▶ **Job**
Images must not appear in your copy; reproduce every other part of the records exactly.

▶ **Data excerpts**
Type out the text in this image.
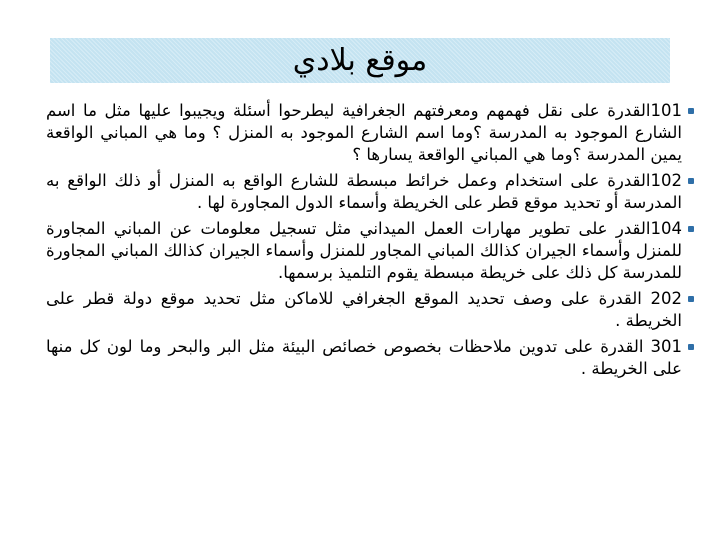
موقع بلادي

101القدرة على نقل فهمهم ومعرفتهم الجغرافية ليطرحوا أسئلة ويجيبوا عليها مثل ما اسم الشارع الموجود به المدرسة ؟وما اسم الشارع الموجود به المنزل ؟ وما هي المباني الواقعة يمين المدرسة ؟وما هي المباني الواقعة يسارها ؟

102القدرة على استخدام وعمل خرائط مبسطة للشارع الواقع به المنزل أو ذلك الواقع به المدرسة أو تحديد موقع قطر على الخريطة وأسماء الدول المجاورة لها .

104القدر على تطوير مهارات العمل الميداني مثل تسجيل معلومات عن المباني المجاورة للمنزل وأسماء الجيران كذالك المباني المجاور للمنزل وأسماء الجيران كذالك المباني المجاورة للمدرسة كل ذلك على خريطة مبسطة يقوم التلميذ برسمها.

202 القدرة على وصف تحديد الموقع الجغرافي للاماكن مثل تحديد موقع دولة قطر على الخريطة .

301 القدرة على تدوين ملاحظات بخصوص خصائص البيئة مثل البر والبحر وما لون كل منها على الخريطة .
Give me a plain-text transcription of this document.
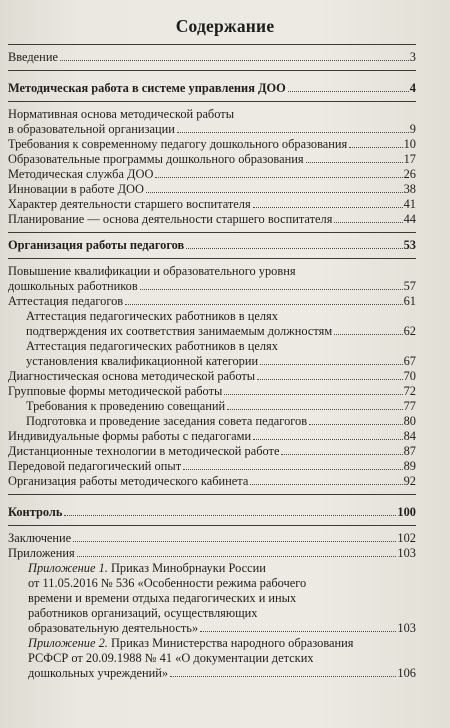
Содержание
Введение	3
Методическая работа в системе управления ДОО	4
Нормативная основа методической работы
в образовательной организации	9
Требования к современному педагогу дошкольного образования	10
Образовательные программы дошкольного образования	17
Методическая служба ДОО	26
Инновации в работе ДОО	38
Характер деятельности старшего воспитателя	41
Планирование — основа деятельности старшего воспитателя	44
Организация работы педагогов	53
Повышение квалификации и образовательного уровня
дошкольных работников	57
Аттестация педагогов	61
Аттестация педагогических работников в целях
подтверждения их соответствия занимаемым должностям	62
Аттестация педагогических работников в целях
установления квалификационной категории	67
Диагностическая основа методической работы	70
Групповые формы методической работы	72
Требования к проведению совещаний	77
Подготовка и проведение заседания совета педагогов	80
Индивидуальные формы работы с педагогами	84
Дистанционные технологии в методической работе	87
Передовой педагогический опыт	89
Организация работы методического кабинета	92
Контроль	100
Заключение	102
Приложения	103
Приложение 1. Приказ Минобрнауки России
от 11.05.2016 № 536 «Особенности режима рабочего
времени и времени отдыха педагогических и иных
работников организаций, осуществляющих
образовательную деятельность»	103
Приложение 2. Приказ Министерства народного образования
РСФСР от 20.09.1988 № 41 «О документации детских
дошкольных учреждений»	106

▶ **Result of the task**
Type out the text in this image.
موقع بلادي

101القدرة على نقل فهمهم ومعرفتهم الجغرافية ليطرحوا أسئلة ويجيبوا عليها مثل ما اسم الشارع الموجود به المدرسة ؟وما اسم الشارع الموجود به المنزل ؟ وما هي المباني الواقعة يمين المدرسة ؟وما هي المباني الواقعة يسارها ؟

102القدرة على استخدام وعمل خرائط مبسطة للشارع الواقع به المنزل أو ذلك الواقع به المدرسة أو تحديد موقع قطر على الخريطة وأسماء الدول المجاورة لها .

104القدر على تطوير مهارات العمل الميداني مثل تسجيل معلومات عن المباني المجاورة للمنزل وأسماء الجيران كذالك المباني المجاور للمنزل وأسماء الجيران كذالك المباني المجاورة للمدرسة كل ذلك على خريطة مبسطة يقوم التلميذ برسمها.

202 القدرة على وصف تحديد الموقع الجغرافي للاماكن مثل تحديد موقع دولة قطر على الخريطة .

301 القدرة على تدوين ملاحظات بخصوص خصائص البيئة مثل البر والبحر وما لون كل منها على الخريطة .
Give me a plain-text transcription of this document.
Содержание
Введение	3
Методическая работа в системе управления ДОО	4
Нормативная основа методической работы
в образовательной организации	9
Требования к современному педагогу дошкольного образования	10
Образовательные программы дошкольного образования	17
Методическая служба ДОО	26
Инновации в работе ДОО	38
Характер деятельности старшего воспитателя	41
Планирование — основа деятельности старшего воспитателя	44
Организация работы педагогов	53
Повышение квалификации и образовательного уровня
дошкольных работников	57
Аттестация педагогов	61
Аттестация педагогических работников в целях
подтверждения их соответствия занимаемым должностям	62
Аттестация педагогических работников в целях
установления квалификационной категории	67
Диагностическая основа методической работы	70
Групповые формы методической работы	72
Требования к проведению совещаний	77
Подготовка и проведение заседания совета педагогов	80
Индивидуальные формы работы с педагогами	84
Дистанционные технологии в методической работе	87
Передовой педагогический опыт	89
Организация работы методического кабинета	92
Контроль	100
Заключение	102
Приложения	103
Приложение 1. Приказ Минобрнауки России
от 11.05.2016 № 536 «Особенности режима рабочего
времени и времени отдыха педагогических и иных
работников организаций, осуществляющих
образовательную деятельность»	103
Приложение 2. Приказ Министерства народного образования
РСФСР от 20.09.1988 № 41 «О документации детских
дошкольных учреждений»	106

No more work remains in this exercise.